Can you update everything from the start of the listing down to the line containing "460, 486, 476]", swapping each "y-tick-label" for "y-axis-tick" and leaving all else untouched?

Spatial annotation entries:
----

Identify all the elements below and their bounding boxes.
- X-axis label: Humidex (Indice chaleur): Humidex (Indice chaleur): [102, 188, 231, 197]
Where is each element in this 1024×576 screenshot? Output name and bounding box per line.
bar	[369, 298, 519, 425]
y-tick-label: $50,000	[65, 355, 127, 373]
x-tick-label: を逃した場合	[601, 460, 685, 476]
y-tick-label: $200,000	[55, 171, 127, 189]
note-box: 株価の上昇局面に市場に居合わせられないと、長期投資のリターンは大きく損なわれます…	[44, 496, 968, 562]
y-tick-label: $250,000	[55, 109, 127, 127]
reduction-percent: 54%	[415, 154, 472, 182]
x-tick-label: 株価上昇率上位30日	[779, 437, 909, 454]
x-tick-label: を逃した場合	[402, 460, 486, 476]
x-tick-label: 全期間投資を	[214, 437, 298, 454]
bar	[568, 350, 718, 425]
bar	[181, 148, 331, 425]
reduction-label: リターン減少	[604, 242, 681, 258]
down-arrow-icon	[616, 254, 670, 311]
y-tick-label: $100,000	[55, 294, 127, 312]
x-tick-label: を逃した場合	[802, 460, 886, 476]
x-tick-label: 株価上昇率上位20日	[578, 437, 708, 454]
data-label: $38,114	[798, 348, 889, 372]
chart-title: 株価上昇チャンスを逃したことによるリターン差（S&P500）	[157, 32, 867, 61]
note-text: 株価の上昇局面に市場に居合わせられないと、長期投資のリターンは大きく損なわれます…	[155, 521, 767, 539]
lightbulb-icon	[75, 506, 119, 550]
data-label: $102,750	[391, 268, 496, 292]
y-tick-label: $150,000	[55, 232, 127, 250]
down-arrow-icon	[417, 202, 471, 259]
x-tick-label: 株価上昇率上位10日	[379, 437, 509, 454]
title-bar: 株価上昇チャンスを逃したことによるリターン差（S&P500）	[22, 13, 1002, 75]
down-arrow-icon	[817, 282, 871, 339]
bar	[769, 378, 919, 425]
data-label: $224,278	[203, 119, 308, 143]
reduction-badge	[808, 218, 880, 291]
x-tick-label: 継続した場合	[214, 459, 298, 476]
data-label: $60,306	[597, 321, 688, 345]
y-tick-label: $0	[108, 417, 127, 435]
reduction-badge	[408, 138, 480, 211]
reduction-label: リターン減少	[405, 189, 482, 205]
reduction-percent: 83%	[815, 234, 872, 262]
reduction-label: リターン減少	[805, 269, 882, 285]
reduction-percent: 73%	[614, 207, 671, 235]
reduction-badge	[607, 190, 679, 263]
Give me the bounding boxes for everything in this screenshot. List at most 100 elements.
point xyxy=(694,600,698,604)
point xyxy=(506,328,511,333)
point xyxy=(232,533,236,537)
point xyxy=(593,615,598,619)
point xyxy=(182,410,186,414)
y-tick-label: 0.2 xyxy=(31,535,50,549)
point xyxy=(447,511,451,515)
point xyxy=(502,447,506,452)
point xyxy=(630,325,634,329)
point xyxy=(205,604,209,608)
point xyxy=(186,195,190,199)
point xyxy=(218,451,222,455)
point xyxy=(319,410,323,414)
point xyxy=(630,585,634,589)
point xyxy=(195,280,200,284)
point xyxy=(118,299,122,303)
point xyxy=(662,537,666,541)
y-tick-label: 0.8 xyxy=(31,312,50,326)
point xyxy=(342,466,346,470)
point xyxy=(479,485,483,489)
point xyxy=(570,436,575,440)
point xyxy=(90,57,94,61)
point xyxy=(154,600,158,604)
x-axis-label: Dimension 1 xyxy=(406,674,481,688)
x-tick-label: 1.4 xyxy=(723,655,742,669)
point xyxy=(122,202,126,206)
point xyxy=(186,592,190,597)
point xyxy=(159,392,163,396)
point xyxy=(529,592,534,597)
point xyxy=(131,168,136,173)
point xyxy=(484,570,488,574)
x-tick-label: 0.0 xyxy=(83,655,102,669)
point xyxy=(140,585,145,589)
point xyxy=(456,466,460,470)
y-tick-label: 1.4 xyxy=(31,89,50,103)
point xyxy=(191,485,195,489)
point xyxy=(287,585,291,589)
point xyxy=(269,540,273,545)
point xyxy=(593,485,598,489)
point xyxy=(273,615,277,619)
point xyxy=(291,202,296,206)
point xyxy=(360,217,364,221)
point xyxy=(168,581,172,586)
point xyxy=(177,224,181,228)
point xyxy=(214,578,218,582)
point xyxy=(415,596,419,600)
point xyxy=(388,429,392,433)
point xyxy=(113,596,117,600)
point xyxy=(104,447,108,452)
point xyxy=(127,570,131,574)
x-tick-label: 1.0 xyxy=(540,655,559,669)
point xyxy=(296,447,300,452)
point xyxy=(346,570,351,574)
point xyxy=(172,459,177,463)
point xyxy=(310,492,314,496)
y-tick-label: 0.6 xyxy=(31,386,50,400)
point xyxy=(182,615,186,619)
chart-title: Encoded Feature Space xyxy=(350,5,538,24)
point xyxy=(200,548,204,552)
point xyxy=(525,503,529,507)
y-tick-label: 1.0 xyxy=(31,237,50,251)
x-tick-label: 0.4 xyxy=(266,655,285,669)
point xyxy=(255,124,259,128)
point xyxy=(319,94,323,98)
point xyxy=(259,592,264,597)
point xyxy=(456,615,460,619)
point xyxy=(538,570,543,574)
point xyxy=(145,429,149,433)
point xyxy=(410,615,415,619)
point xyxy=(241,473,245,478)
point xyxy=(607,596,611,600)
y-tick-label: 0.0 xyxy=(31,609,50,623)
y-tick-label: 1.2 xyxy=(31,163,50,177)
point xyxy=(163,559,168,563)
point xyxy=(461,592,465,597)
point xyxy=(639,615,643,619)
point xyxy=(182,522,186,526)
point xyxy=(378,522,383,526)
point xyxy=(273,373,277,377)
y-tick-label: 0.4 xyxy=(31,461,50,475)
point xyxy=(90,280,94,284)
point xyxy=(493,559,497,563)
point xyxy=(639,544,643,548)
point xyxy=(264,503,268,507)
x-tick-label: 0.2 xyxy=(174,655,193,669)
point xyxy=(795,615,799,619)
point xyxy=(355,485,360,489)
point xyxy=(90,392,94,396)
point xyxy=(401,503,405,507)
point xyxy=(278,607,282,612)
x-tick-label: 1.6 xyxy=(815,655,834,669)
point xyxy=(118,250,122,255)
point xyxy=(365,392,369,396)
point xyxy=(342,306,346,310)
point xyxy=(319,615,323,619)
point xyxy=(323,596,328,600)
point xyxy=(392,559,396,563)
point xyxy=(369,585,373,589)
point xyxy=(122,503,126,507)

----

- Expected output -
Identify all the elements below and their bounding boxes.
- X-axis label: Humidex (Indice chaleur): Humidex (Indice chaleur): [102, 188, 231, 197]
Where is each element in this 1024×576 screenshot? Output name and bounding box per line.
bar	[369, 298, 519, 425]
y-axis-tick: $50,000	[65, 355, 127, 373]
x-tick-label: を逃した場合	[601, 460, 685, 476]
y-axis-tick: $200,000	[55, 171, 127, 189]
note-box: 株価の上昇局面に市場に居合わせられないと、長期投資のリターンは大きく損なわれます…	[44, 496, 968, 562]
y-axis-tick: $250,000	[55, 109, 127, 127]
reduction-percent: 54%	[415, 154, 472, 182]
x-tick-label: 株価上昇率上位30日	[779, 437, 909, 454]
x-tick-label: を逃した場合	[402, 460, 486, 476]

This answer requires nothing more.